Exercise instructions -
Wherever the word "style" appears in a line, copy that line.

Records that describe figures:
---

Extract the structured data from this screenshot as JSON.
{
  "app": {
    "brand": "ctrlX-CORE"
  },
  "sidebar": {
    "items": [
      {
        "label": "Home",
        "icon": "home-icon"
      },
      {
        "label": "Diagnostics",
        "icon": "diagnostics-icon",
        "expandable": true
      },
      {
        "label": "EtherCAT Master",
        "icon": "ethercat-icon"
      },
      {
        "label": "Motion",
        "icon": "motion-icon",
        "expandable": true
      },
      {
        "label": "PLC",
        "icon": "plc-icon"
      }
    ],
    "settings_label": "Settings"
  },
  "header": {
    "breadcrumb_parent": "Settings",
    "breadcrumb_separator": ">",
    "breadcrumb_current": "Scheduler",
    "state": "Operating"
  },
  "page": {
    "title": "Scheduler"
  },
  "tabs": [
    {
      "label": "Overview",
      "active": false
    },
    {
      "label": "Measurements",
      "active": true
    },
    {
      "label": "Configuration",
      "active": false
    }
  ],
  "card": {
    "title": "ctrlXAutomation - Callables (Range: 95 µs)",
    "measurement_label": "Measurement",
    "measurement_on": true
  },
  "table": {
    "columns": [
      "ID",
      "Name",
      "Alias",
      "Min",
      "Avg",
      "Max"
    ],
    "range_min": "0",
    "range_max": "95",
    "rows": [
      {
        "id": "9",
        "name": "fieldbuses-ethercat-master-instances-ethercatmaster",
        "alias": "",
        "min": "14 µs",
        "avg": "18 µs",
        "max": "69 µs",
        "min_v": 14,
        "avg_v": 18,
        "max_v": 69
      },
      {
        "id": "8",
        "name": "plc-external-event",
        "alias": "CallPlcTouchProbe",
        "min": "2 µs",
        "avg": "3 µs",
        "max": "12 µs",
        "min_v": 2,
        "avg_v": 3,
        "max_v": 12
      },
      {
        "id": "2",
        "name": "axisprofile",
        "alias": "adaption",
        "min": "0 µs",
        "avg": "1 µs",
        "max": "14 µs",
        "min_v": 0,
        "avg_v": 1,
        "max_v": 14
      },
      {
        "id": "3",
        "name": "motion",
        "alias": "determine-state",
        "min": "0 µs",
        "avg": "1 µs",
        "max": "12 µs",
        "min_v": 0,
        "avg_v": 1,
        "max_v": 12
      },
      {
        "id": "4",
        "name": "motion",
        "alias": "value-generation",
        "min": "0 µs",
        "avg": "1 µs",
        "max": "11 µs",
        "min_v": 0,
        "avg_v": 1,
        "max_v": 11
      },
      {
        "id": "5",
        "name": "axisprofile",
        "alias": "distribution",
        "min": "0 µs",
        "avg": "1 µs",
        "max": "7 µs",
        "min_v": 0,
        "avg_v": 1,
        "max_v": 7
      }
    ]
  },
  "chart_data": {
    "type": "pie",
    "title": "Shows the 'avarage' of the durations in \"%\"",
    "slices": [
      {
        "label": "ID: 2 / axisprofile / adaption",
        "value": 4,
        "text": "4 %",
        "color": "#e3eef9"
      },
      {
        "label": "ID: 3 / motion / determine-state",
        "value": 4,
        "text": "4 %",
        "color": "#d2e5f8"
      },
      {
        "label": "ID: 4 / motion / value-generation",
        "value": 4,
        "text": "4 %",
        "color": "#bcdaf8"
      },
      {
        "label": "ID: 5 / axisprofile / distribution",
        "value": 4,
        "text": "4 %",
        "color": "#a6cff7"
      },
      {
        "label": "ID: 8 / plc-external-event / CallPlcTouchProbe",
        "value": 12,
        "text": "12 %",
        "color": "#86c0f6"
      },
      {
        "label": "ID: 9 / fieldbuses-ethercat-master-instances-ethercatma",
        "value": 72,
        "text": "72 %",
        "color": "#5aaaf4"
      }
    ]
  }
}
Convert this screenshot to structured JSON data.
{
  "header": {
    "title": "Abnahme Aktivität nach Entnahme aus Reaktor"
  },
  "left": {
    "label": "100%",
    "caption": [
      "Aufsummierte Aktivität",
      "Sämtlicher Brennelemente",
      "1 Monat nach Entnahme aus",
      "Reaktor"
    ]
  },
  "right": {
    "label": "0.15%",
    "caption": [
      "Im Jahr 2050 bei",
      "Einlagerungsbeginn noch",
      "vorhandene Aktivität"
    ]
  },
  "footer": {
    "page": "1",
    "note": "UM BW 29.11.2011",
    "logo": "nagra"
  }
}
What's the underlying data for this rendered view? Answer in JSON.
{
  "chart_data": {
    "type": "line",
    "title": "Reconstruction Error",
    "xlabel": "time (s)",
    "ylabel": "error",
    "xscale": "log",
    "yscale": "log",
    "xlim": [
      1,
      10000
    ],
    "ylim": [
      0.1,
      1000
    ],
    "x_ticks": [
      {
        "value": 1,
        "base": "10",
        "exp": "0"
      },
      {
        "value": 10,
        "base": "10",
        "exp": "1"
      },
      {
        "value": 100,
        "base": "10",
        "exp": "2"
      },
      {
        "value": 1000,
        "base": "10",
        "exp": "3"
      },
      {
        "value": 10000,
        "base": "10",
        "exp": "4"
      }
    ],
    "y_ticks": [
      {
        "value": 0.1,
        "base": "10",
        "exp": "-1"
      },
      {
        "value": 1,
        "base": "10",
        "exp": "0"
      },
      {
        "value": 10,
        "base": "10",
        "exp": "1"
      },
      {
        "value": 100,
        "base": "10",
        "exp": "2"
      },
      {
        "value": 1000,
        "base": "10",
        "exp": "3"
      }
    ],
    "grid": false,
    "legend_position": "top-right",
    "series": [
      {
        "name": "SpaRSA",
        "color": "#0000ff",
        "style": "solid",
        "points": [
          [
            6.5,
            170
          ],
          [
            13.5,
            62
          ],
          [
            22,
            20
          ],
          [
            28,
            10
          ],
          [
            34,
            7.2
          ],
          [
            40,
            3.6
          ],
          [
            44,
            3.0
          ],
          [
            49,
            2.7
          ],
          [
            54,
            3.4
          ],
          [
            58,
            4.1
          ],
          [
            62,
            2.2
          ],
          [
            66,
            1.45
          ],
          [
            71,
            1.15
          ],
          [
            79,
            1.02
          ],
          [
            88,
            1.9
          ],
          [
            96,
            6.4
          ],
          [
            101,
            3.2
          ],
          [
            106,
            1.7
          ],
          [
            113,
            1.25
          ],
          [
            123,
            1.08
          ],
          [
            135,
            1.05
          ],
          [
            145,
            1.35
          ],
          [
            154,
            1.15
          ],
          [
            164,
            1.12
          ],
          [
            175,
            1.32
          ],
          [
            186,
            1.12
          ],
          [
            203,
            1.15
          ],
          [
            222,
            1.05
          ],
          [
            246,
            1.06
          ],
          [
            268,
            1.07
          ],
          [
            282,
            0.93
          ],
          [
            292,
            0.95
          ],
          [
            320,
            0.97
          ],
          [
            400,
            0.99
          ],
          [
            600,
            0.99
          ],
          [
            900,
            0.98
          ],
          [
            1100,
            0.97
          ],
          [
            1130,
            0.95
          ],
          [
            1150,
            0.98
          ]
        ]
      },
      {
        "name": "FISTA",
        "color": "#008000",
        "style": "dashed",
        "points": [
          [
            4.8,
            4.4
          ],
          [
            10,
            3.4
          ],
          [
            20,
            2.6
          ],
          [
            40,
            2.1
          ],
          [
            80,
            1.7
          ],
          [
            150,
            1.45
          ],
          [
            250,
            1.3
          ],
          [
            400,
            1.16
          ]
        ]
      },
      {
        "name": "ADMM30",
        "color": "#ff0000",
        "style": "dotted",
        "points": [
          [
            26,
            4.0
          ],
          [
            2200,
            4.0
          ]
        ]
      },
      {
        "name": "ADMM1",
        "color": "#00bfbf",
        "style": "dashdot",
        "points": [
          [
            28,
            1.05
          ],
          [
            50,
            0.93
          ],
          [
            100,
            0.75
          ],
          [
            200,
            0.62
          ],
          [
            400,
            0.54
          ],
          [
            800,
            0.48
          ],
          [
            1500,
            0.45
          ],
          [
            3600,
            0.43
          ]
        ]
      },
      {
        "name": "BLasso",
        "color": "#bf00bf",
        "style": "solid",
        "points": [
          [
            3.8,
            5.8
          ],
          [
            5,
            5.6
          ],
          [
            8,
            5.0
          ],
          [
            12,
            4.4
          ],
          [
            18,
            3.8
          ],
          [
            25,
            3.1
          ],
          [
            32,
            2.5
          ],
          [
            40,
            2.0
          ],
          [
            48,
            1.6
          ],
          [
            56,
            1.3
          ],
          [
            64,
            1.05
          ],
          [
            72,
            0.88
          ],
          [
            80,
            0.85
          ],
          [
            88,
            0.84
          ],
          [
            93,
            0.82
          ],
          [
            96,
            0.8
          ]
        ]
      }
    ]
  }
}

---

The solution -
        "style": "solid",
        "style": "dashed",
        "style": "dotted",
        "style": "dashdot",
        "style": "solid",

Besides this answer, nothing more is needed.